Directions for this task – Please render the lines below as a Markdown table with two columns, Row and Line. Number each row and leave out any blank lines.

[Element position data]
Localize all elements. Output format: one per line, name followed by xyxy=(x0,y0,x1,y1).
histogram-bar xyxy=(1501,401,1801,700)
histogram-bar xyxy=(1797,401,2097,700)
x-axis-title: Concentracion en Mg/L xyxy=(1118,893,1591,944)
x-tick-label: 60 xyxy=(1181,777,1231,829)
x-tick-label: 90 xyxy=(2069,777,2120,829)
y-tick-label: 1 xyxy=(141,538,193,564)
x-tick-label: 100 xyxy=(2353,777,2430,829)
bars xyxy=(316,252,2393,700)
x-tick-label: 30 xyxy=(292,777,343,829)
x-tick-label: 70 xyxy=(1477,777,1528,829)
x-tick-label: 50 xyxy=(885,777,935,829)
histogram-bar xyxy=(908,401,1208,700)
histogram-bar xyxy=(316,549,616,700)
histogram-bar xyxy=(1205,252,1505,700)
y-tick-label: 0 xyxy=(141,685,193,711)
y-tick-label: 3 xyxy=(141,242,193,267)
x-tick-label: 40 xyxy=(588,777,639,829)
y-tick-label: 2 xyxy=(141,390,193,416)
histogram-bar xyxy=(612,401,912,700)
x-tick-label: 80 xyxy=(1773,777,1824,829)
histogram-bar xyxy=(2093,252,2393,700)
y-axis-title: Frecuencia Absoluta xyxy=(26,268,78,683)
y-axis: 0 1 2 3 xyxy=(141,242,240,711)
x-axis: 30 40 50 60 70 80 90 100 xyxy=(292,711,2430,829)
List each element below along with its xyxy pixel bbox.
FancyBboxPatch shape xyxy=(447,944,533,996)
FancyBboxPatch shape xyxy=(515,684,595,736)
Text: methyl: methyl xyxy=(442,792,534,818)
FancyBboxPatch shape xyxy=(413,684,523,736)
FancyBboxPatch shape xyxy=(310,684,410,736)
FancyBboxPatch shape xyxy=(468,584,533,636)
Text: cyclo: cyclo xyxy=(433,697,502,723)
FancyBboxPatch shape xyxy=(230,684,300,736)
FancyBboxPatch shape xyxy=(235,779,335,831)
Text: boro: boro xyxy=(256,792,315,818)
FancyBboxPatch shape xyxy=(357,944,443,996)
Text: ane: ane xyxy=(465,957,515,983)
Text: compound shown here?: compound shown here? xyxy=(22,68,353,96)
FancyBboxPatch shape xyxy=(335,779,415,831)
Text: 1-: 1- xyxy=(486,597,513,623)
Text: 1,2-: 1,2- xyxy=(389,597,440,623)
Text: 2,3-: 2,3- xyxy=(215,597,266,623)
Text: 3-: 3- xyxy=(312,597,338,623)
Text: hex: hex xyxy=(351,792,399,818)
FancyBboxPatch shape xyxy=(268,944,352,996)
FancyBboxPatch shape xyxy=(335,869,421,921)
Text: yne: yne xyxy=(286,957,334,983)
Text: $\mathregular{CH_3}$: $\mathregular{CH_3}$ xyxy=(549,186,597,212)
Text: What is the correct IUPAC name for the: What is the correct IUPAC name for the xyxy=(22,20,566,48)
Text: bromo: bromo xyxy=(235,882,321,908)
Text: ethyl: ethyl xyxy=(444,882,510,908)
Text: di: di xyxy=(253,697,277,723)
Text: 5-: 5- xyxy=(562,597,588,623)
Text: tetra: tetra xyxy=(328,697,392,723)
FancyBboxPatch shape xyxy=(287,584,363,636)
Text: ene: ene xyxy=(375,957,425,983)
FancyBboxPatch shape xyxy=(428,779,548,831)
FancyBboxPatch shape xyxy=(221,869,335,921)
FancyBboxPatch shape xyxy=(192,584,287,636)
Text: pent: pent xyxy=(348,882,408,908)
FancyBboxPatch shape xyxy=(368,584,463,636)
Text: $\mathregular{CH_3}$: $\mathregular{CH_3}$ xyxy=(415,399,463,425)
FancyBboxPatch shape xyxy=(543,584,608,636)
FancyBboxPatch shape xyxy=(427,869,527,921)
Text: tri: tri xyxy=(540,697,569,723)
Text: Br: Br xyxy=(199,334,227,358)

Expected output –
| Row | Line |
|---|---|
| 1 | Localize all elements. Output format: one per line, name followed by xyxy=(x0,y0,x1,y1). |
| 2 | histogram-bar xyxy=(1501,401,1801,700) |
| 3 | histogram-bar xyxy=(1797,401,2097,700) |
| 4 | x-axis-title: Concentracion en Mg/L xyxy=(1118,893,1591,944) |
| 5 | x-tick-label: 60 xyxy=(1181,777,1231,829) |
| 6 | x-tick-label: 90 xyxy=(2069,777,2120,829) |
| 7 | y-tick-label: 1 xyxy=(141,538,193,564) |
| 8 | x-tick-label: 100 xyxy=(2353,777,2430,829) |
| 9 | bars xyxy=(316,252,2393,700) |
| 10 | x-tick-label: 30 xyxy=(292,777,343,829) |
| 11 | x-tick-label: 70 xyxy=(1477,777,1528,829) |
| 12 | x-tick-label: 50 xyxy=(885,777,935,829) |
| 13 | histogram-bar xyxy=(908,401,1208,700) |
| 14 | histogram-bar xyxy=(316,549,616,700) |
| 15 | histogram-bar xyxy=(1205,252,1505,700) |
| 16 | y-tick-label: 0 xyxy=(141,685,193,711) |
| 17 | y-tick-label: 3 xyxy=(141,242,193,267) |
| 18 | x-tick-label: 40 xyxy=(588,777,639,829) |
| 19 | y-tick-label: 2 xyxy=(141,390,193,416) |
| 20 | histogram-bar xyxy=(612,401,912,700) |
| 21 | x-tick-label: 80 xyxy=(1773,777,1824,829) |
| 22 | histogram-bar xyxy=(2093,252,2393,700) |
| 23 | y-axis-title: Frecuencia Absoluta xyxy=(26,268,78,683) |
| 24 | y-axis: 0 1 2 3 xyxy=(141,242,240,711) |
| 25 | x-axis: 30 40 50 60 70 80 90 100 xyxy=(292,711,2430,829) |
| 26 | List each element below along with its xyxy pixel bbox. |
| 27 | FancyBboxPatch shape xyxy=(447,944,533,996) |
| 28 | FancyBboxPatch shape xyxy=(515,684,595,736) |
| 29 | Text: methyl: methyl xyxy=(442,792,534,818) |
| 30 | FancyBboxPatch shape xyxy=(413,684,523,736) |
| 31 | FancyBboxPatch shape xyxy=(310,684,410,736) |
| 32 | FancyBboxPatch shape xyxy=(468,584,533,636) |
| 33 | Text: cyclo: cyclo xyxy=(433,697,502,723) |
| 34 | FancyBboxPatch shape xyxy=(230,684,300,736) |
| 35 | FancyBboxPatch shape xyxy=(235,779,335,831) |
| 36 | Text: boro: boro xyxy=(256,792,315,818) |
| 37 | FancyBboxPatch shape xyxy=(357,944,443,996) |
| 38 | Text: ane: ane xyxy=(465,957,515,983) |
| 39 | Text: compound shown here?: compound shown here? xyxy=(22,68,353,96) |
| 40 | FancyBboxPatch shape xyxy=(335,779,415,831) |
| 41 | Text: 1-: 1- xyxy=(486,597,513,623) |
| 42 | Text: 1,2-: 1,2- xyxy=(389,597,440,623) |
| 43 | Text: 2,3-: 2,3- xyxy=(215,597,266,623) |
| 44 | Text: 3-: 3- xyxy=(312,597,338,623) |
| 45 | Text: hex: hex xyxy=(351,792,399,818) |
| 46 | FancyBboxPatch shape xyxy=(268,944,352,996) |
| 47 | FancyBboxPatch shape xyxy=(335,869,421,921) |
| 48 | Text: yne: yne xyxy=(286,957,334,983) |
| 49 | Text: $\mathregular{CH_3}$: $\mathregular{CH_3}$ xyxy=(549,186,597,212) |
| 50 | Text: What is the correct IUPAC name for the: What is the correct IUPAC name for the xyxy=(22,20,566,48) |
| 51 | Text: bromo: bromo xyxy=(235,882,321,908) |
| 52 | Text: ethyl: ethyl xyxy=(444,882,510,908) |
| 53 | Text: di: di xyxy=(253,697,277,723) |
| 54 | Text: 5-: 5- xyxy=(562,597,588,623) |
| 55 | Text: tetra: tetra xyxy=(328,697,392,723) |
| 56 | FancyBboxPatch shape xyxy=(287,584,363,636) |
| 57 | Text: ene: ene xyxy=(375,957,425,983) |
| 58 | FancyBboxPatch shape xyxy=(428,779,548,831) |
| 59 | FancyBboxPatch shape xyxy=(221,869,335,921) |
| 60 | FancyBboxPatch shape xyxy=(192,584,287,636) |
| 61 | Text: pent: pent xyxy=(348,882,408,908) |
| 62 | FancyBboxPatch shape xyxy=(368,584,463,636) |
| 63 | Text: $\mathregular{CH_3}$: $\mathregular{CH_3}$ xyxy=(415,399,463,425) |
| 64 | FancyBboxPatch shape xyxy=(543,584,608,636) |
| 65 | FancyBboxPatch shape xyxy=(427,869,527,921) |
| 66 | Text: tri: tri xyxy=(540,697,569,723) |
| 67 | Text: Br: Br xyxy=(199,334,227,358) |